(Excerpted data):
--------------------------------

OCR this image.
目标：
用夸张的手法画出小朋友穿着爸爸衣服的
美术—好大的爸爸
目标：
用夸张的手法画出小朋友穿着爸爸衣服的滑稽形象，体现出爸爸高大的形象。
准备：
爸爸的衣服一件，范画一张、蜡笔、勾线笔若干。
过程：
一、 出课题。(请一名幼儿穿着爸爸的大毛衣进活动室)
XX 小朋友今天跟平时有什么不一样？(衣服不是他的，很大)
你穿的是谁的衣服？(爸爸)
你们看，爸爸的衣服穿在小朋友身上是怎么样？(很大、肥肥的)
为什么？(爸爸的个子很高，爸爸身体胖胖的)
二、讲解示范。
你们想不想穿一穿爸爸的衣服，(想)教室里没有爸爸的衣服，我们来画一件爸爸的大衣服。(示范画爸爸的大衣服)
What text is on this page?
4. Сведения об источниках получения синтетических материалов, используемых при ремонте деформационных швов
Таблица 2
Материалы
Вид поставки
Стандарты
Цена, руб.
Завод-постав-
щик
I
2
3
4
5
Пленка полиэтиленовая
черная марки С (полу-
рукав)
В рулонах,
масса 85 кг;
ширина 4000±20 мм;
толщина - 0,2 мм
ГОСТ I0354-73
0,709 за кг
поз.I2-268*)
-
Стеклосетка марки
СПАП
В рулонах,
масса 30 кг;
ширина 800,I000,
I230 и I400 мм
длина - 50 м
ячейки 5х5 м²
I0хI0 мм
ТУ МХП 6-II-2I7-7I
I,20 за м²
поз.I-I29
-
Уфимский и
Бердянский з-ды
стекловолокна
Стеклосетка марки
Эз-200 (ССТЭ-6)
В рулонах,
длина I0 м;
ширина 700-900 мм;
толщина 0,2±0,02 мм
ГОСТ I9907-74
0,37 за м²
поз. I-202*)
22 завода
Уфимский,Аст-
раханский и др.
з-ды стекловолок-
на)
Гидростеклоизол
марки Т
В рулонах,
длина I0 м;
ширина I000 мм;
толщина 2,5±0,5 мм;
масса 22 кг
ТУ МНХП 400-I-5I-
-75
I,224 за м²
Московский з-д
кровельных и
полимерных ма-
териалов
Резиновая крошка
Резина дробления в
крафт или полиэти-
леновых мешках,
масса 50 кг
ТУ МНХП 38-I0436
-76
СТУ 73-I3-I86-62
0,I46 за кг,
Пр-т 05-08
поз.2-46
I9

--------------------------------

(Exercise objective): Copy all of the data exactly.

(Exercise result):
OCR this image.
目标：
用夸张的手法画出小朋友穿着爸爸衣服的
美术—好大的爸爸
目标：
用夸张的手法画出小朋友穿着爸爸衣服的滑稽形象，体现出爸爸高大的形象。
准备：
爸爸的衣服一件，范画一张、蜡笔、勾线笔若干。
过程：
一、 出课题。(请一名幼儿穿着爸爸的大毛衣进活动室)
XX 小朋友今天跟平时有什么不一样？(衣服不是他的，很大)
你穿的是谁的衣服？(爸爸)
你们看，爸爸的衣服穿在小朋友身上是怎么样？(很大、肥肥的)
为什么？(爸爸的个子很高，爸爸身体胖胖的)
二、讲解示范。
你们想不想穿一穿爸爸的衣服，(想)教室里没有爸爸的衣服，我们来画一件爸爸的大衣服。(示范画爸爸的大衣服)
What text is on this page?
4. Сведения об источниках получения синтетических материалов, используемых при ремонте деформационных швов
Таблица 2
Материалы
Вид поставки
Стандарты
Цена, руб.
Завод-постав-
щик
I
2
3
4
5
Пленка полиэтиленовая
черная марки С (полу-
рукав)
В рулонах,
масса 85 кг;
ширина 4000±20 мм;
толщина - 0,2 мм
ГОСТ I0354-73
0,709 за кг
поз.I2-268*)
-
Стеклосетка марки
СПАП
В рулонах,
масса 30 кг;
ширина 800,I000,
I230 и I400 мм
длина - 50 м
ячейки 5х5 м²
I0хI0 мм
ТУ МХП 6-II-2I7-7I
I,20 за м²
поз.I-I29
-
Уфимский и
Бердянский з-ды
стекловолокна
Стеклосетка марки
Эз-200 (ССТЭ-6)
В рулонах,
длина I0 м;
ширина 700-900 мм;
толщина 0,2±0,02 мм
ГОСТ I9907-74
0,37 за м²
поз. I-202*)
22 завода
Уфимский,Аст-
раханский и др.
з-ды стекловолок-
на)
Гидростеклоизол
марки Т
В рулонах,
длина I0 м;
ширина I000 мм;
толщина 2,5±0,5 мм;
масса 22 кг
ТУ МНХП 400-I-5I-
-75
I,224 за м²
Московский з-д
кровельных и
полимерных ма-
териалов
Резиновая крошка
Резина дробления в
крафт или полиэти-
леновых мешках,
масса 50 кг
ТУ МНХП 38-I0436
-76
СТУ 73-I3-I86-62
0,I46 за кг,
Пр-т 05-08
поз.2-46
I9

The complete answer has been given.